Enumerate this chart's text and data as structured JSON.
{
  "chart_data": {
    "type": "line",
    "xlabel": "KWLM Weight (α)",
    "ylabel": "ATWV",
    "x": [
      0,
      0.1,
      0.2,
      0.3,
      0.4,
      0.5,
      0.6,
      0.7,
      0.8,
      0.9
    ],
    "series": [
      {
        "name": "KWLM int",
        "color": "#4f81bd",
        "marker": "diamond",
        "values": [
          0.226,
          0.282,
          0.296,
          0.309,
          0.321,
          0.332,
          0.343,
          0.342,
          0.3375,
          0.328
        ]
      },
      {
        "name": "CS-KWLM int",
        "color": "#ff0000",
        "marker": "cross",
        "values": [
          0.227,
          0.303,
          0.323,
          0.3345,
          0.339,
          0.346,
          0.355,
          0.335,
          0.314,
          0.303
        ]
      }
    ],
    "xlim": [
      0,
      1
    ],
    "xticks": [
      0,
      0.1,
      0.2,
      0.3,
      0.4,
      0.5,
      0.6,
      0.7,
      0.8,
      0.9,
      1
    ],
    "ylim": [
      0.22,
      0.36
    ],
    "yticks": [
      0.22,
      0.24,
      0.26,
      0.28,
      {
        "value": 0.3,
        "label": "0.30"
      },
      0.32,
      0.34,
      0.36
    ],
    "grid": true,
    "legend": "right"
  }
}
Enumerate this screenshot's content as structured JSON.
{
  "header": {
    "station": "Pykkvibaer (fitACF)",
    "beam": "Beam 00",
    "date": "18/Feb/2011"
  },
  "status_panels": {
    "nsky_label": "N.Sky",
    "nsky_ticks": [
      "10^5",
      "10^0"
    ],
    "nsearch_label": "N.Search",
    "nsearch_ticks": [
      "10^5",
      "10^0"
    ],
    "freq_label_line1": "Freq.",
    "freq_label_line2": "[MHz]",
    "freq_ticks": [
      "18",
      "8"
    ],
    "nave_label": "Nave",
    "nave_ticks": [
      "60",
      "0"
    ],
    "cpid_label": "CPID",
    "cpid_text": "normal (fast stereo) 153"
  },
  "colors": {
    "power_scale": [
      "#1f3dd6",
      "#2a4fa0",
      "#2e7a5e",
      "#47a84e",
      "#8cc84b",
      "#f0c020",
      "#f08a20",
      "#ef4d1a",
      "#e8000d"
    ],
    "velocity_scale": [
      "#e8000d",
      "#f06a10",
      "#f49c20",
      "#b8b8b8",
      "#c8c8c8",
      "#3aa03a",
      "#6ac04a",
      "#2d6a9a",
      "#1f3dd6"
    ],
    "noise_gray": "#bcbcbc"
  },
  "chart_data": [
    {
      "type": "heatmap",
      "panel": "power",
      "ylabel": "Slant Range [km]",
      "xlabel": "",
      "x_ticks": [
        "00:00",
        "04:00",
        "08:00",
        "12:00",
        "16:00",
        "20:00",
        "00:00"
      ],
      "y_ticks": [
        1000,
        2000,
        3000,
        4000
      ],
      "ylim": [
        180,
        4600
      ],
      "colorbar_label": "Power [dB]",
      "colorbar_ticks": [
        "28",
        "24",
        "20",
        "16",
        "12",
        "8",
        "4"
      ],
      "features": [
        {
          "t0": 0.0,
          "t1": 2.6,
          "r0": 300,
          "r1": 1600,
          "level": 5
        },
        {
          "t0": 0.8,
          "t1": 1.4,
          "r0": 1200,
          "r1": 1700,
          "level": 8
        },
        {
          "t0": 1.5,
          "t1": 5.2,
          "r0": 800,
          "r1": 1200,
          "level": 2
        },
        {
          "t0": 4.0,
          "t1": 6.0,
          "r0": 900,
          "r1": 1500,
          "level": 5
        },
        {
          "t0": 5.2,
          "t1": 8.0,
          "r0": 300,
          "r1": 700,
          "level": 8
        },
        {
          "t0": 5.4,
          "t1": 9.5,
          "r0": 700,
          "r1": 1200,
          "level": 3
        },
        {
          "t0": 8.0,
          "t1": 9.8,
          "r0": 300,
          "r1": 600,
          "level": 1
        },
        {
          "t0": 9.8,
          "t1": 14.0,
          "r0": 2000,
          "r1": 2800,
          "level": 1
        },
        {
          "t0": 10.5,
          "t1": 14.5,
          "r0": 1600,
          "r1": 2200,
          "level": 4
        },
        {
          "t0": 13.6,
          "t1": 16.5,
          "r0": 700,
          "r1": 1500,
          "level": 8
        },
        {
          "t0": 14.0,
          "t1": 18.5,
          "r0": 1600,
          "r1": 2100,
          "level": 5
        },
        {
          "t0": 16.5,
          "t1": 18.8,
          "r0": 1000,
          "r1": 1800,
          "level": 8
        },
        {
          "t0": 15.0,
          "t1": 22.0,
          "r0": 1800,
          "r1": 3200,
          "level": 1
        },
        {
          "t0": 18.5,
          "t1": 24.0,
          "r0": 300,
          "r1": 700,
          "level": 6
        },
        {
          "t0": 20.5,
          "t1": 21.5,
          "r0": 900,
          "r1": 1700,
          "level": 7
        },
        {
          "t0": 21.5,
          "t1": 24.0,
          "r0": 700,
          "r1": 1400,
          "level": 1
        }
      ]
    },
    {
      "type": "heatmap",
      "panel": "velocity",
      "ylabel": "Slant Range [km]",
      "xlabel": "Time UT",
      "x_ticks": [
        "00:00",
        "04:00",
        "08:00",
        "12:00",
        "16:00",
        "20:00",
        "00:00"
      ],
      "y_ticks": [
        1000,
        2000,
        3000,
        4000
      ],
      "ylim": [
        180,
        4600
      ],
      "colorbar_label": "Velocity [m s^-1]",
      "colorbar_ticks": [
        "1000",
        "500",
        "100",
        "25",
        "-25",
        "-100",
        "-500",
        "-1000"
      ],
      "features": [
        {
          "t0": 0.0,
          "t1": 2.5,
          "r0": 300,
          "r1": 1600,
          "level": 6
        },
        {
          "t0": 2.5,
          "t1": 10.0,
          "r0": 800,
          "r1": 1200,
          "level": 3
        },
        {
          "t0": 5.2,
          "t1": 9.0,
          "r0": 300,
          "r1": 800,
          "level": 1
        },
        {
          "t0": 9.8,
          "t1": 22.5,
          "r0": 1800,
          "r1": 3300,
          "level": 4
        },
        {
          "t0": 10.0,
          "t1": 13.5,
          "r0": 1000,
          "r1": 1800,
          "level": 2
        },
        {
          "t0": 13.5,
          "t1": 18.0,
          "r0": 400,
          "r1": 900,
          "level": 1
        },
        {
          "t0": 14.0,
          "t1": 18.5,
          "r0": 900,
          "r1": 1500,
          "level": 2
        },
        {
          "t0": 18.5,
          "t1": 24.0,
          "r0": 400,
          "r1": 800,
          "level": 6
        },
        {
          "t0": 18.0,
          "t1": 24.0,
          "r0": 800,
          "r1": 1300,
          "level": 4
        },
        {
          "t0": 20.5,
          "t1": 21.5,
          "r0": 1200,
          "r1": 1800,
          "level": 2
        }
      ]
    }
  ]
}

■ ■ ■ ■ ■

TASK GOAL:
Repeat the material from above exactly, word for word.

ANSWER TO THIS EXERCISE:
Enumerate this chart's text and data as structured JSON.
{
  "chart_data": {
    "type": "line",
    "xlabel": "KWLM Weight (α)",
    "ylabel": "ATWV",
    "x": [
      0,
      0.1,
      0.2,
      0.3,
      0.4,
      0.5,
      0.6,
      0.7,
      0.8,
      0.9
    ],
    "series": [
      {
        "name": "KWLM int",
        "color": "#4f81bd",
        "marker": "diamond",
        "values": [
          0.226,
          0.282,
          0.296,
          0.309,
          0.321,
          0.332,
          0.343,
          0.342,
          0.3375,
          0.328
        ]
      },
      {
        "name": "CS-KWLM int",
        "color": "#ff0000",
        "marker": "cross",
        "values": [
          0.227,
          0.303,
          0.323,
          0.3345,
          0.339,
          0.346,
          0.355,
          0.335,
          0.314,
          0.303
        ]
      }
    ],
    "xlim": [
      0,
      1
    ],
    "xticks": [
      0,
      0.1,
      0.2,
      0.3,
      0.4,
      0.5,
      0.6,
      0.7,
      0.8,
      0.9,
      1
    ],
    "ylim": [
      0.22,
      0.36
    ],
    "yticks": [
      0.22,
      0.24,
      0.26,
      0.28,
      {
        "value": 0.3,
        "label": "0.30"
      },
      0.32,
      0.34,
      0.36
    ],
    "grid": true,
    "legend": "right"
  }
}
Enumerate this screenshot's content as structured JSON.
{
  "header": {
    "station": "Pykkvibaer (fitACF)",
    "beam": "Beam 00",
    "date": "18/Feb/2011"
  },
  "status_panels": {
    "nsky_label": "N.Sky",
    "nsky_ticks": [
      "10^5",
      "10^0"
    ],
    "nsearch_label": "N.Search",
    "nsearch_ticks": [
      "10^5",
      "10^0"
    ],
    "freq_label_line1": "Freq.",
    "freq_label_line2": "[MHz]",
    "freq_ticks": [
      "18",
      "8"
    ],
    "nave_label": "Nave",
    "nave_ticks": [
      "60",
      "0"
    ],
    "cpid_label": "CPID",
    "cpid_text": "normal (fast stereo) 153"
  },
  "colors": {
    "power_scale": [
      "#1f3dd6",
      "#2a4fa0",
      "#2e7a5e",
      "#47a84e",
      "#8cc84b",
      "#f0c020",
      "#f08a20",
      "#ef4d1a",
      "#e8000d"
    ],
    "velocity_scale": [
      "#e8000d",
      "#f06a10",
      "#f49c20",
      "#b8b8b8",
      "#c8c8c8",
      "#3aa03a",
      "#6ac04a",
      "#2d6a9a",
      "#1f3dd6"
    ],
    "noise_gray": "#bcbcbc"
  },
  "chart_data": [
    {
      "type": "heatmap",
      "panel": "power",
      "ylabel": "Slant Range [km]",
      "xlabel": "",
      "x_ticks": [
        "00:00",
        "04:00",
        "08:00",
        "12:00",
        "16:00",
        "20:00",
        "00:00"
      ],
      "y_ticks": [
        1000,
        2000,
        3000,
        4000
      ],
      "ylim": [
        180,
        4600
      ],
      "colorbar_label": "Power [dB]",
      "colorbar_ticks": [
        "28",
        "24",
        "20",
        "16",
        "12",
        "8",
        "4"
      ],
      "features": [
        {
          "t0": 0.0,
          "t1": 2.6,
          "r0": 300,
          "r1": 1600,
          "level": 5
        },
        {
          "t0": 0.8,
          "t1": 1.4,
          "r0": 1200,
          "r1": 1700,
          "level": 8
        },
        {
          "t0": 1.5,
          "t1": 5.2,
          "r0": 800,
          "r1": 1200,
          "level": 2
        },
        {
          "t0": 4.0,
          "t1": 6.0,
          "r0": 900,
          "r1": 1500,
          "level": 5
        },
        {
          "t0": 5.2,
          "t1": 8.0,
          "r0": 300,
          "r1": 700,
          "level": 8
        },
        {
          "t0": 5.4,
          "t1": 9.5,
          "r0": 700,
          "r1": 1200,
          "level": 3
        },
        {
          "t0": 8.0,
          "t1": 9.8,
          "r0": 300,
          "r1": 600,
          "level": 1
        },
        {
          "t0": 9.8,
          "t1": 14.0,
          "r0": 2000,
          "r1": 2800,
          "level": 1
        },
        {
          "t0": 10.5,
          "t1": 14.5,
          "r0": 1600,
          "r1": 2200,
          "level": 4
        },
        {
          "t0": 13.6,
          "t1": 16.5,
          "r0": 700,
          "r1": 1500,
          "level": 8
        },
        {
          "t0": 14.0,
          "t1": 18.5,
          "r0": 1600,
          "r1": 2100,
          "level": 5
        },
        {
          "t0": 16.5,
          "t1": 18.8,
          "r0": 1000,
          "r1": 1800,
          "level": 8
        },
        {
          "t0": 15.0,
          "t1": 22.0,
          "r0": 1800,
          "r1": 3200,
          "level": 1
        },
        {
          "t0": 18.5,
          "t1": 24.0,
          "r0": 300,
          "r1": 700,
          "level": 6
        },
        {
          "t0": 20.5,
          "t1": 21.5,
          "r0": 900,
          "r1": 1700,
          "level": 7
        },
        {
          "t0": 21.5,
          "t1": 24.0,
          "r0": 700,
          "r1": 1400,
          "level": 1
        }
      ]
    },
    {
      "type": "heatmap",
      "panel": "velocity",
      "ylabel": "Slant Range [km]",
      "xlabel": "Time UT",
      "x_ticks": [
        "00:00",
        "04:00",
        "08:00",
        "12:00",
        "16:00",
        "20:00",
        "00:00"
      ],
      "y_ticks": [
        1000,
        2000,
        3000,
        4000
      ],
      "ylim": [
        180,
        4600
      ],
      "colorbar_label": "Velocity [m s^-1]",
      "colorbar_ticks": [
        "1000",
        "500",
        "100",
        "25",
        "-25",
        "-100",
        "-500",
        "-1000"
      ],
      "features": [
        {
          "t0": 0.0,
          "t1": 2.5,
          "r0": 300,
          "r1": 1600,
          "level": 6
        },
        {
          "t0": 2.5,
          "t1": 10.0,
          "r0": 800,
          "r1": 1200,
          "level": 3
        },
        {
          "t0": 5.2,
          "t1": 9.0,
          "r0": 300,
          "r1": 800,
          "level": 1
        },
        {
          "t0": 9.8,
          "t1": 22.5,
          "r0": 1800,
          "r1": 3300,
          "level": 4
        },
        {
          "t0": 10.0,
          "t1": 13.5,
          "r0": 1000,
          "r1": 1800,
          "level": 2
        },
        {
          "t0": 13.5,
          "t1": 18.0,
          "r0": 400,
          "r1": 900,
          "level": 1
        },
        {
          "t0": 14.0,
          "t1": 18.5,
          "r0": 900,
          "r1": 1500,
          "level": 2
        },
        {
          "t0": 18.5,
          "t1": 24.0,
          "r0": 400,
          "r1": 800,
          "level": 6
        },
        {
          "t0": 18.0,
          "t1": 24.0,
          "r0": 800,
          "r1": 1300,
          "level": 4
        },
        {
          "t0": 20.5,
          "t1": 21.5,
          "r0": 1200,
          "r1": 1800,
          "level": 2
        }
      ]
    }
  ]
}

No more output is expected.